## Work to do:
Copy out each line featuring the string "plus" from the entries beneath.

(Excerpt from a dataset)

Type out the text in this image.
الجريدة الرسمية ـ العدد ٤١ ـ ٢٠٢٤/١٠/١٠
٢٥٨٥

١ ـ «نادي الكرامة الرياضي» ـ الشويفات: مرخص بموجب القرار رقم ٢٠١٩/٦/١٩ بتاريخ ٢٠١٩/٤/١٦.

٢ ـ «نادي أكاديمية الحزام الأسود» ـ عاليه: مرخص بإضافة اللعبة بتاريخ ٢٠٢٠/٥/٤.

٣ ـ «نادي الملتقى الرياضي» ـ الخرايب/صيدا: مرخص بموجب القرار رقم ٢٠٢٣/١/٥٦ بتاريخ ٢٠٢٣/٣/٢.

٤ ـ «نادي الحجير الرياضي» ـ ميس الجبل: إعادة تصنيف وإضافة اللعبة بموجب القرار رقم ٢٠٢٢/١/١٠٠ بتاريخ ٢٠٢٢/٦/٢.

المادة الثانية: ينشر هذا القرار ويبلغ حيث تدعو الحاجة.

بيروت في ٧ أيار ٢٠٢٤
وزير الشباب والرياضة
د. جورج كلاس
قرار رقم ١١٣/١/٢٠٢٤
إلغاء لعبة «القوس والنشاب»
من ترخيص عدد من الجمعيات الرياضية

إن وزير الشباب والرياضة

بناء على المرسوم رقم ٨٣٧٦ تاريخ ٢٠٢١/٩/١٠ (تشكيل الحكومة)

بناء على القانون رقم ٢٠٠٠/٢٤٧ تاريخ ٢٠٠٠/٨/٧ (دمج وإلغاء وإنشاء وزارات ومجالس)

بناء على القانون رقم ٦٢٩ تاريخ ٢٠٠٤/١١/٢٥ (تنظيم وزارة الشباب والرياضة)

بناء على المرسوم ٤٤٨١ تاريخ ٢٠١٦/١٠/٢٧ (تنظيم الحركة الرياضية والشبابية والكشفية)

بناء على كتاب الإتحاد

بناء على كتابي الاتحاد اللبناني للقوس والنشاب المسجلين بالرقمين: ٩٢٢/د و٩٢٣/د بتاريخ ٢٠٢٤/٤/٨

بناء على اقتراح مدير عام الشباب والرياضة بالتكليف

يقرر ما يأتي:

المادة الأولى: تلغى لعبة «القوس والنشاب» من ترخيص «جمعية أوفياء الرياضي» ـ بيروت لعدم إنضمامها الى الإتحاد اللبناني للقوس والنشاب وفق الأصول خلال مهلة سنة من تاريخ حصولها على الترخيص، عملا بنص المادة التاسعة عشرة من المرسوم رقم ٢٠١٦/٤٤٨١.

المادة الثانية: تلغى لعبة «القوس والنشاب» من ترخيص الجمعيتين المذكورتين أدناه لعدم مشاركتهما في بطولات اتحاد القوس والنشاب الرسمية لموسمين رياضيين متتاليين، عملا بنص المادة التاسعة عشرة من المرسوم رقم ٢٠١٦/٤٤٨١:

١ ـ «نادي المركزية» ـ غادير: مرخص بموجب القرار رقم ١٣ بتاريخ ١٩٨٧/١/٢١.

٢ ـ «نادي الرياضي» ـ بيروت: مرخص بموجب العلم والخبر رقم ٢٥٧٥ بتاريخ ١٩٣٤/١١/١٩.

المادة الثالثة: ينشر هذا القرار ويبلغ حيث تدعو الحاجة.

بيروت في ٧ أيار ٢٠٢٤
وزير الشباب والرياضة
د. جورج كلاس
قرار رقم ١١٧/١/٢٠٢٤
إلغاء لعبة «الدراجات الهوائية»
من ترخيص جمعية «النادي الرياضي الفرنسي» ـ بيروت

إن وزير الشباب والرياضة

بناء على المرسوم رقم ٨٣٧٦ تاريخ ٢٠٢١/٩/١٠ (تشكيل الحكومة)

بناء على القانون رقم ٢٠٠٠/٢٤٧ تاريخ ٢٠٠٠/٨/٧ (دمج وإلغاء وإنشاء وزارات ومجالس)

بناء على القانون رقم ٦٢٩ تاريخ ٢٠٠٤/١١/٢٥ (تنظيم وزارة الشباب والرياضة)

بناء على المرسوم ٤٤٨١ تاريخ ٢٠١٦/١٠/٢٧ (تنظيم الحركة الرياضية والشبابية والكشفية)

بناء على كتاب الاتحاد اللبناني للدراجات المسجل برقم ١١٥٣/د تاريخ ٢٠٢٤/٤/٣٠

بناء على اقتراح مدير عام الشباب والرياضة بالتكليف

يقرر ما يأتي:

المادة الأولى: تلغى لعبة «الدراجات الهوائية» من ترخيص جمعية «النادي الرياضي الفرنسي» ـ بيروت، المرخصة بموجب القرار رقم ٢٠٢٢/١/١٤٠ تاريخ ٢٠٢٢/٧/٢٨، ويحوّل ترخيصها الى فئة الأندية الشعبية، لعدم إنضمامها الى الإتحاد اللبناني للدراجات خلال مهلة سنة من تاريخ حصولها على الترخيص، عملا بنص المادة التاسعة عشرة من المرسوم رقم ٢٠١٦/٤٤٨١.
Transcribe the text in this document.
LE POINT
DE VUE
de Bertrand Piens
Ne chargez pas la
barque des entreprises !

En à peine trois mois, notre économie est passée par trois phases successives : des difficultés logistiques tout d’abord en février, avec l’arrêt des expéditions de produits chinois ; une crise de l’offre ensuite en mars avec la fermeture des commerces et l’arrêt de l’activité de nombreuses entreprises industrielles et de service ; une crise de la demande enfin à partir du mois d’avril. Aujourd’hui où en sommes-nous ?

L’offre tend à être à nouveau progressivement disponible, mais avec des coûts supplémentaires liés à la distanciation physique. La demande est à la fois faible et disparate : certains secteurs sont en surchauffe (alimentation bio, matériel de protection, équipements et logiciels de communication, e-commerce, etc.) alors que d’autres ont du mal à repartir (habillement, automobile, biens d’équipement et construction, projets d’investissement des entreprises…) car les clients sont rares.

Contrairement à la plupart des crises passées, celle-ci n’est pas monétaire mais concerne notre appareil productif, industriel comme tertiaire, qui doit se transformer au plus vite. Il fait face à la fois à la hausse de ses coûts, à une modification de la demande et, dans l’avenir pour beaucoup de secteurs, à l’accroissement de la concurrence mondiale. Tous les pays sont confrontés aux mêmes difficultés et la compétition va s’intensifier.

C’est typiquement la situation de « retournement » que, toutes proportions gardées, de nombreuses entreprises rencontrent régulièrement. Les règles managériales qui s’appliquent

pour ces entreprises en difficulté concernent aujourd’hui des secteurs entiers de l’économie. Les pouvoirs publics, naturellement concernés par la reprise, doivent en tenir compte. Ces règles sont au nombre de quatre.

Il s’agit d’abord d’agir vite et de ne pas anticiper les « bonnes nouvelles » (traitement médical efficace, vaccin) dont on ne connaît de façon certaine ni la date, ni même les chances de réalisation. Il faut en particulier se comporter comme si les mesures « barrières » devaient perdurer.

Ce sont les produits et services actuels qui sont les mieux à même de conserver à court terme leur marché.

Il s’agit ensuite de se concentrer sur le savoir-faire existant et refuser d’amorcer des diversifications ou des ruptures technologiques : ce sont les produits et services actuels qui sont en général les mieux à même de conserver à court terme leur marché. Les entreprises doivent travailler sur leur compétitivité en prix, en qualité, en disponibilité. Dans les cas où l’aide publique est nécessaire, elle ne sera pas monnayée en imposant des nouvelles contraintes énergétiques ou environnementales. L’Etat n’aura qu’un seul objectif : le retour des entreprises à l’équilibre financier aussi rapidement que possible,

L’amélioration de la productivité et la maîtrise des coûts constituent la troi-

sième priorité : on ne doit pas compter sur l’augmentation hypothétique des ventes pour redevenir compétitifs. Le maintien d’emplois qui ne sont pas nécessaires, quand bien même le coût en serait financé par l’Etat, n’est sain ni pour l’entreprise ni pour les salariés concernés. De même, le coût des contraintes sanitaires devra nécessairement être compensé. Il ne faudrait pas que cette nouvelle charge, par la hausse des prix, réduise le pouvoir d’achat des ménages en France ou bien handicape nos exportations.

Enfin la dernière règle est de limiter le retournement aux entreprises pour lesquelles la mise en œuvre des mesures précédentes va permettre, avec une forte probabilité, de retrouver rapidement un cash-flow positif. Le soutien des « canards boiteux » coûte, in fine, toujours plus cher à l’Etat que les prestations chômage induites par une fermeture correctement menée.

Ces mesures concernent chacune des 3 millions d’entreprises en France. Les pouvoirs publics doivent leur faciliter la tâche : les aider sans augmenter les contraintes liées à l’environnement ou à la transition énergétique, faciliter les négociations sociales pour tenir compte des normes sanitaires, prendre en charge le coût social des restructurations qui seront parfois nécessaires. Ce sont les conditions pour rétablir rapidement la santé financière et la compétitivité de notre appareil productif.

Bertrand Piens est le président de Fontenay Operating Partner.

## Response to the task:
Contrairement à la plupart des crises passées, celle-ci n’est pas monétaire mais concerne notre appareil productif, industriel comme tertiaire, qui doit se transformer au plus vite. Il fait face à la fois à la hausse de ses coûts, à une modification de la demande et, dans l’avenir pour beaucoup de secteurs, à l’accroissement de la concurrence mondiale. Tous les pays sont confrontés aux mêmes difficultés et la compétition va s’intensifier.
Enfin la dernière règle est de limiter le retournement aux entreprises pour lesquelles la mise en œuvre des mesures précédentes va permettre, avec une forte probabilité, de retrouver rapidement un cash-flow positif. Le soutien des « canards boiteux » coûte, in fine, toujours plus cher à l’Etat que les prestations chômage induites par une fermeture correctement menée.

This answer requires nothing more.